*** RECORDS FOR THIS TASK ***
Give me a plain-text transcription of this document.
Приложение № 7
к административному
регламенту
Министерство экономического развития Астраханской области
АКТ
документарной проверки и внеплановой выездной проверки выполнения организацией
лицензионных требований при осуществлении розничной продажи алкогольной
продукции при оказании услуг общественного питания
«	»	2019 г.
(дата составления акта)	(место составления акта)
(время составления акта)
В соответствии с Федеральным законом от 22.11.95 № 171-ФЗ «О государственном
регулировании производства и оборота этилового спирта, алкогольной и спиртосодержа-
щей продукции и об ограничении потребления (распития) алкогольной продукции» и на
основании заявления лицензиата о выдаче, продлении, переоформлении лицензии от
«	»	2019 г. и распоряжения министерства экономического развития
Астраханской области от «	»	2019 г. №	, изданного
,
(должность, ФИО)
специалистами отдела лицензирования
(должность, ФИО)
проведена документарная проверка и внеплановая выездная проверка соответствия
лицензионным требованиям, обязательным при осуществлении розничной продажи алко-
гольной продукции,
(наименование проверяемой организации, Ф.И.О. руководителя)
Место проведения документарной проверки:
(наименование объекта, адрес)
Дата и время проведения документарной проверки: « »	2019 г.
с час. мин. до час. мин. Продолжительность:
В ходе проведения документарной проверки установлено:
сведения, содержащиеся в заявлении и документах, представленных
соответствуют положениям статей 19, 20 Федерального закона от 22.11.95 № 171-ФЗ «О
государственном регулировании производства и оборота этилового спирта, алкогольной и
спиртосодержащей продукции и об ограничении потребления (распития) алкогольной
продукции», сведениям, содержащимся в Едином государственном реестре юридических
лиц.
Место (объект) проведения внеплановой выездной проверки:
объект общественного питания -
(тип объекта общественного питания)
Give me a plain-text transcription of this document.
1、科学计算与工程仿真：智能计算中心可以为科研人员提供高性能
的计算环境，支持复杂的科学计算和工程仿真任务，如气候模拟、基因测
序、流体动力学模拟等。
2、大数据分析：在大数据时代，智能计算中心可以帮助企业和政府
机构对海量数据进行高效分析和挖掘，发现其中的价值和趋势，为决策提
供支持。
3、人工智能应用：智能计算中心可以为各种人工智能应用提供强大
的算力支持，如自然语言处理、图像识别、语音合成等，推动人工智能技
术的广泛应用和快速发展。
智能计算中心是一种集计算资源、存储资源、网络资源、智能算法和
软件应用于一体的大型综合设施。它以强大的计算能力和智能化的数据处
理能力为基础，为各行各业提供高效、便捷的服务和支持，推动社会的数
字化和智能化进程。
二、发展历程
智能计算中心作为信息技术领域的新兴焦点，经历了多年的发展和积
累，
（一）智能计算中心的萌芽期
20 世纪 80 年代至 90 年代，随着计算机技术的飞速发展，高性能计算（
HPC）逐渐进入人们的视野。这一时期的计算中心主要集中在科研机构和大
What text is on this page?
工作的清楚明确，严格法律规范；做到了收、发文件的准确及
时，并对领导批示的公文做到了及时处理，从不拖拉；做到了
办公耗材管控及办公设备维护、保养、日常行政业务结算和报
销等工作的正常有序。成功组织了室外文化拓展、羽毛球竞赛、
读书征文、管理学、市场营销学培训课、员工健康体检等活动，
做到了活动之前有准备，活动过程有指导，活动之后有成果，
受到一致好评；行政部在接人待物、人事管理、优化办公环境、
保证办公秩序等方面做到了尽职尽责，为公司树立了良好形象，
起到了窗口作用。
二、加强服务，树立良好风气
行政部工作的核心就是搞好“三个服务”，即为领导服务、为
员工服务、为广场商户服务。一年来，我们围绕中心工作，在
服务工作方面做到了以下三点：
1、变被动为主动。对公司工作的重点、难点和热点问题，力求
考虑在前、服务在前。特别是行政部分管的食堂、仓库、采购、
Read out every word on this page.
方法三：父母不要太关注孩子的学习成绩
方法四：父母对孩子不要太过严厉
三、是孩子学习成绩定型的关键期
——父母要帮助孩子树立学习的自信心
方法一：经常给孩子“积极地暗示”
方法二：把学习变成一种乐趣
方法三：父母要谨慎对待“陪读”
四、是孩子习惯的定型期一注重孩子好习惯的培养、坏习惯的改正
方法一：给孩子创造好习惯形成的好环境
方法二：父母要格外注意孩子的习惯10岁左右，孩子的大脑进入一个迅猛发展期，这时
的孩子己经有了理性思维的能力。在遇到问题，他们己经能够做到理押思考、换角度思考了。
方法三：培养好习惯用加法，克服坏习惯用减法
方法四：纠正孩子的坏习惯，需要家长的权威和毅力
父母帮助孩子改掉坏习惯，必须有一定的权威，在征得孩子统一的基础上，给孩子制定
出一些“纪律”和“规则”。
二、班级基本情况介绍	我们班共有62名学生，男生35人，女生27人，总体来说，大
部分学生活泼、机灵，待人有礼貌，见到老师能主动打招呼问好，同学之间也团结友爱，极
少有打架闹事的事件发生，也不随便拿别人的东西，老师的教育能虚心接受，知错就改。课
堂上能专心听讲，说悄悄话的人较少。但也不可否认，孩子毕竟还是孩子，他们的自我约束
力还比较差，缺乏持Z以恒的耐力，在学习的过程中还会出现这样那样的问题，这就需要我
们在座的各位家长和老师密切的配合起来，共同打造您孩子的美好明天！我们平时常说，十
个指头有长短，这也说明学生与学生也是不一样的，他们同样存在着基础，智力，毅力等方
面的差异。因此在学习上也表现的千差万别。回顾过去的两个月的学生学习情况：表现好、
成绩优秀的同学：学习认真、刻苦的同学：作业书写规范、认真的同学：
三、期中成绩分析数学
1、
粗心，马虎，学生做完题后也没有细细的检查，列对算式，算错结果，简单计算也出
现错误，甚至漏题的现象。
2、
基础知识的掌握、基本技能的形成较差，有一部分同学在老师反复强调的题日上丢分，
***
WORK REQUIRED:
Look through the listing and extract every line with "время" in it.

TASK OUTPUT:
(время составления акта)
Дата и время проведения документарной проверки: « »	2019 г.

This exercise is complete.